SELECTED TEXT Start Marker
Quick answer: Default Texture Mode = Stretch stretches one UV across the entire line. For long or curved lines, switch to Tile with a tile factor matching desired world repeat distance. Use a seamless tileable texture for clean results.

Here is how to fix Unity LineRenderer textures that stretch grotesquely on curved or long lines. A trail-render or rope effect looks fine on a short straight line but smears comically on bends. The cause is the default Texture Mode, which maps the entire texture from line start to line end without regard for length or curvature.

The Symptom

A LineRenderer with a striped or patterned texture renders the pattern stretched across the whole line. On a curve, the stretch is even more pronounced. Short straight lines look fine.

What Causes This

Stretch mode default. The line’s UV V coordinate goes 0–1 across all segments combined, ignoring distance.

Few line points on curves. A curve approximated by 3 points has only 3 segments; UVs distribute crudely. More points yield finer UV distribution.

Wrong tile factor. Tile mode needs a matching tile multiplier; default 1 may not match your desired world-space density.

The Fix

Step 1: Switch to Tile mode.

line.textureMode = LineTextureMode.Tile;
line.material.mainTextureScale = new Vector2(2f, 1f);  // 2x repeats per length unit

Tile maps the V coordinate to world distance, so the texture repeats consistently regardless of total line length.

Step 2: Increase line subdivisions. If you generate a curved line in code, sample more points:

int samples = 64;
line.positionCount = samples;
for (int i = 0; i < samples; i++)
{
    float t = (float)i / (samples - 1);
    line.SetPosition(i, SampleCurve(t));
}

More positions = smoother visual curve and finer-grained UVs.

Step 3: Use a seamless tileable texture. Authored textures with edges that tile horizontally avoid visible seams when Tile repeats. Test by laying the texture next to itself and looking for the join.

Step 4: Match Use World Space to art expectations. If Use World Space is enabled, line points are in world coordinates and the texture density reflects world units. If disabled, density is in local units. Choose the one that gives consistent appearance regardless of parent scale.

Step 5: For per-segment art, use Distribute Per Segment.

line.textureMode = LineTextureMode.DistributePerSegment;

The full texture maps to each segment independently. Useful for chain-link art where each segment is a discrete chain icon.

Mode Comparison

Stretch:               0-1 UV across whole line
Tile:                  UV repeats per world unit
Repeat Per Segment:    UV repeats per segment, with edge sharing
Distribute Per Segment: full UV per segment, no sharing

Pick based on what your art is meant to show. Trails of dust: Tile with seamless dust. Chains: Distribute with chain link. Lasers: Stretch with a single laser texture is often fine because the line is short.

“Stretch mode is for short lines. Tile is for long lines. Per Segment is for repeating discrete art.”

Related Issues

For LineRenderer not visible in URP, see LineRenderer Not Visible URP. For trail issues, see Particle Trail Through Walls.

Tile mode. Match world scale. Seamless texture. Lines stop stretching.
SELECTED TEXT End Marker
RECORD EXTRACTS Start Marker
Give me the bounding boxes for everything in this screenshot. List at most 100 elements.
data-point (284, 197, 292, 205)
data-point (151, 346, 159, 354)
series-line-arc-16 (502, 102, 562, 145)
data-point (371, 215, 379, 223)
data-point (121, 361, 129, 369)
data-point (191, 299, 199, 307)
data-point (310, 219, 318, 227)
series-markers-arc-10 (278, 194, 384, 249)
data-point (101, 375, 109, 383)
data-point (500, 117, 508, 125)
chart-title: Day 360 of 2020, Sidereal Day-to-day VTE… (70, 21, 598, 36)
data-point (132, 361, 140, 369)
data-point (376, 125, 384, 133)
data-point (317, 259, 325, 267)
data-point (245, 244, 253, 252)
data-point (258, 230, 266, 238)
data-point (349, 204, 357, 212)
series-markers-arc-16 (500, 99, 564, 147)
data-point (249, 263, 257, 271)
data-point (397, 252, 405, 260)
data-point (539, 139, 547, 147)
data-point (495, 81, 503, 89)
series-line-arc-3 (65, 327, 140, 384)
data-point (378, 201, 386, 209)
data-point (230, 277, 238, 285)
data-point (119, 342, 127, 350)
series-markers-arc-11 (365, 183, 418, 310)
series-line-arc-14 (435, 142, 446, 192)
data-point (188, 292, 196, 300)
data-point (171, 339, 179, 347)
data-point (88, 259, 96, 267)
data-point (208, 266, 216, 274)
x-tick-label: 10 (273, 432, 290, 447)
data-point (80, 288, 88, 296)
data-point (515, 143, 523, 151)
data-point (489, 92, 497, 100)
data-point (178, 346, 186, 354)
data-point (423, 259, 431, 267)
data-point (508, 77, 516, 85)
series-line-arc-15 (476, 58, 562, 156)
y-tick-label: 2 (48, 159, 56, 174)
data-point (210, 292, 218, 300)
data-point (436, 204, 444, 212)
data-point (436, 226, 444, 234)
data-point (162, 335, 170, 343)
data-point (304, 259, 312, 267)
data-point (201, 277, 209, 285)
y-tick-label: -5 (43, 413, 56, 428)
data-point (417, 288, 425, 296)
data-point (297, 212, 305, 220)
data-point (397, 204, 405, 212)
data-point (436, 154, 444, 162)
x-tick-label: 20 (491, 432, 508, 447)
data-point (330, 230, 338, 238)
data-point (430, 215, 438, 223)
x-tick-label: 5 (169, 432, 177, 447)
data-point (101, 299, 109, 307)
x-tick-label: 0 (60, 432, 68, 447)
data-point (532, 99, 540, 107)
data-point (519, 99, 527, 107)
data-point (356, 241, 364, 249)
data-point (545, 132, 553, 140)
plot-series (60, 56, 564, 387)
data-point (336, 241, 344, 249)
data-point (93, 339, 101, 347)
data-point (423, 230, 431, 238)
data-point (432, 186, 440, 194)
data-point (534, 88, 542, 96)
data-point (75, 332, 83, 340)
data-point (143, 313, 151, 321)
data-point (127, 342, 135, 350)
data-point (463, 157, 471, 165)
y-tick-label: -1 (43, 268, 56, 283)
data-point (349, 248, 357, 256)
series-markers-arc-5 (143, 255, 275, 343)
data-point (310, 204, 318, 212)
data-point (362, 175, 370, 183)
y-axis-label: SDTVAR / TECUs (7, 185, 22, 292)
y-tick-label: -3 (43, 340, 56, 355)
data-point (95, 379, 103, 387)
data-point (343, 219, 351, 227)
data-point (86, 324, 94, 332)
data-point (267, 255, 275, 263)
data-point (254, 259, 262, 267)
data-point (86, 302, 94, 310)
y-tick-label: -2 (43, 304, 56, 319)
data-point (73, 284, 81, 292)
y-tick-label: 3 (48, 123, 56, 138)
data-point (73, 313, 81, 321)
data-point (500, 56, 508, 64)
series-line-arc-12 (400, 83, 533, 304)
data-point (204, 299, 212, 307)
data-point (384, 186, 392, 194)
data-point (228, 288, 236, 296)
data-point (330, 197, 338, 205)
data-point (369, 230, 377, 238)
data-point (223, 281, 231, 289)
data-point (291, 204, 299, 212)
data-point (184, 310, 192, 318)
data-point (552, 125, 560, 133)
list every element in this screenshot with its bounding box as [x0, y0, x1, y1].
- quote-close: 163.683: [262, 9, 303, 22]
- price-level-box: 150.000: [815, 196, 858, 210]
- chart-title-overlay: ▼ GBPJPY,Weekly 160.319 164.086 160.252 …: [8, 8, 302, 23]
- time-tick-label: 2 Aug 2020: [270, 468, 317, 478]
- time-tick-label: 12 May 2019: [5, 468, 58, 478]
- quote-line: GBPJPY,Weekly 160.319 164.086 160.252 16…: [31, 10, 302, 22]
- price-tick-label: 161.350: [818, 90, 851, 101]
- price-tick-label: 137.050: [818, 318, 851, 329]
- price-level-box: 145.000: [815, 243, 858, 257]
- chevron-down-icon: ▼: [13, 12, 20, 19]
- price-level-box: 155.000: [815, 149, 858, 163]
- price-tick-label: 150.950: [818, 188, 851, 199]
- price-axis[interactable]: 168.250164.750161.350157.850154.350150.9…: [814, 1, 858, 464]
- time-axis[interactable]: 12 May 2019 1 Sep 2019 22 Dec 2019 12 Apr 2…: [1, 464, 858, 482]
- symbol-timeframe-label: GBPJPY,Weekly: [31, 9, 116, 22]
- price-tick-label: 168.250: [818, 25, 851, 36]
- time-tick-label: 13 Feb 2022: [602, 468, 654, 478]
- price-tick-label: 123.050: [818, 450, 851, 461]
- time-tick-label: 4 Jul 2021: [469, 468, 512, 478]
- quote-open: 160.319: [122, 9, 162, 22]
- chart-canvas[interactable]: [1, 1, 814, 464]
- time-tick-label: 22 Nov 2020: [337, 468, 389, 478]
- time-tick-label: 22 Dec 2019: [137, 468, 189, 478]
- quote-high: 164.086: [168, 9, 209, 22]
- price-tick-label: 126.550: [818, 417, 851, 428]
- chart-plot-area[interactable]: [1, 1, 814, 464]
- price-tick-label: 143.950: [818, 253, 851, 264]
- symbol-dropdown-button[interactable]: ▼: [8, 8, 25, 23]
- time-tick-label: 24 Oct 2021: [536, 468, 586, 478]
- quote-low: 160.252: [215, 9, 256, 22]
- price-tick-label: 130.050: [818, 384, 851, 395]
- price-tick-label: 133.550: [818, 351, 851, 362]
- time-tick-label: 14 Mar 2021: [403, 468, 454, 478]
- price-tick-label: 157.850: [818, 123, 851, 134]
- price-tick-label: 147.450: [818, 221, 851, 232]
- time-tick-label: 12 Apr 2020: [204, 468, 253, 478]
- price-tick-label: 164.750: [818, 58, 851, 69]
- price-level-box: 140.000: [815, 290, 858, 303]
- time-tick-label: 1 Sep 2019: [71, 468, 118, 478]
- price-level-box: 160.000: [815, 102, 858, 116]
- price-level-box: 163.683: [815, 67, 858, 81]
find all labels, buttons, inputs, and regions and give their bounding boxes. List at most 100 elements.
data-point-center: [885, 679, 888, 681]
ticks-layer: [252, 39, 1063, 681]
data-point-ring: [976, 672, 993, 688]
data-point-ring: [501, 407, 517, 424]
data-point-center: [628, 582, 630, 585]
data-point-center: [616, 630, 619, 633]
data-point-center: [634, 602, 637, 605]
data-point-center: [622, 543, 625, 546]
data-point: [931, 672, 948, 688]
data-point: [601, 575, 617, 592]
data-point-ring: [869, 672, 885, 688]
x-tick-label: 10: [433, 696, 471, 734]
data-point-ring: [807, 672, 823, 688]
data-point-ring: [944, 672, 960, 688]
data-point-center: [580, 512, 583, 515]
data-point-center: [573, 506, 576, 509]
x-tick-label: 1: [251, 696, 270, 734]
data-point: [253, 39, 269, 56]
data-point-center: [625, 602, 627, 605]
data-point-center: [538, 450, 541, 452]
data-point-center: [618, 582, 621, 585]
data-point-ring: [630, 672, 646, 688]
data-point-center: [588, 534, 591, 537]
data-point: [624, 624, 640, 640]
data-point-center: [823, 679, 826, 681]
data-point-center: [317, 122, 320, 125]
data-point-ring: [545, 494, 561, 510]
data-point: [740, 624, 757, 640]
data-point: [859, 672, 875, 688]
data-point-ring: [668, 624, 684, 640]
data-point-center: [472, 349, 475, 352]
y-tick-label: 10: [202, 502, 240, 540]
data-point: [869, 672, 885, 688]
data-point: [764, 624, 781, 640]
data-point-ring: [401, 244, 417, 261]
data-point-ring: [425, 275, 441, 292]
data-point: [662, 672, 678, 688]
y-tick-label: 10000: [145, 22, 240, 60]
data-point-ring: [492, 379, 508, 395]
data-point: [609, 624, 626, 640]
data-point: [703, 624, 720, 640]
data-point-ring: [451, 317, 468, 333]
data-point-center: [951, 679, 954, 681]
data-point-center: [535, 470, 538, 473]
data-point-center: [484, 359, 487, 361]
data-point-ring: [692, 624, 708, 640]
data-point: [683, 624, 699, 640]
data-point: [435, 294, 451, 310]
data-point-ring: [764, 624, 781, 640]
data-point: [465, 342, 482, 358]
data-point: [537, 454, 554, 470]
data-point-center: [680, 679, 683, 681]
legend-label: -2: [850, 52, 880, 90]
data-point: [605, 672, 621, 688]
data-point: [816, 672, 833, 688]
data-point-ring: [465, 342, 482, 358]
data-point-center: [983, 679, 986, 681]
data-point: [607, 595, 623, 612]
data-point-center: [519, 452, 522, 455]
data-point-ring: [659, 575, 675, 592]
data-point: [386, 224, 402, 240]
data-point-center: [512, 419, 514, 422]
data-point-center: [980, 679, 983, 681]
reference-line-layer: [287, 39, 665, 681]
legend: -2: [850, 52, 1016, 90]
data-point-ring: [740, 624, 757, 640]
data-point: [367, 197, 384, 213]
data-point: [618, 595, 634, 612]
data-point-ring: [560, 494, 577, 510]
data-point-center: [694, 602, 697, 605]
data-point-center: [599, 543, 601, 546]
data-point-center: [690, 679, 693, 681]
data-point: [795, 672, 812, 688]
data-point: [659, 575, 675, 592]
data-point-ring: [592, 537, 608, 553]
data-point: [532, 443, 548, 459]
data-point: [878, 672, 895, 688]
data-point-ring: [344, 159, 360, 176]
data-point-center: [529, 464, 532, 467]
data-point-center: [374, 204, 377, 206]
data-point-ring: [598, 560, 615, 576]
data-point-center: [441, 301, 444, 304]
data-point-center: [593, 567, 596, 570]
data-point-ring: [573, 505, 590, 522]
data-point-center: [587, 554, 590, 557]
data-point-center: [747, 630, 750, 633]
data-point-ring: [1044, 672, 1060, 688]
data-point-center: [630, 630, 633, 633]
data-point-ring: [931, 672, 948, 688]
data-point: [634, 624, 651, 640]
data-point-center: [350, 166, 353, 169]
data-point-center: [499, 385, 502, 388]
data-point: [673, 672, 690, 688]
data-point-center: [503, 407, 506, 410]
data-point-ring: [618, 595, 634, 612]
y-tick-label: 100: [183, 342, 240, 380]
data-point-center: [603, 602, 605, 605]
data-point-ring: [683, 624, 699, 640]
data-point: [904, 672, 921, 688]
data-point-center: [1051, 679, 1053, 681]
RECORD EXTRACTS End Marker
**EXERCISE DETAILS:** In the text on Unity LineRenderer textures, which Texture Mode maps the full texture to each segment independently?

**TASK ANSWER:** Distribute Per Segment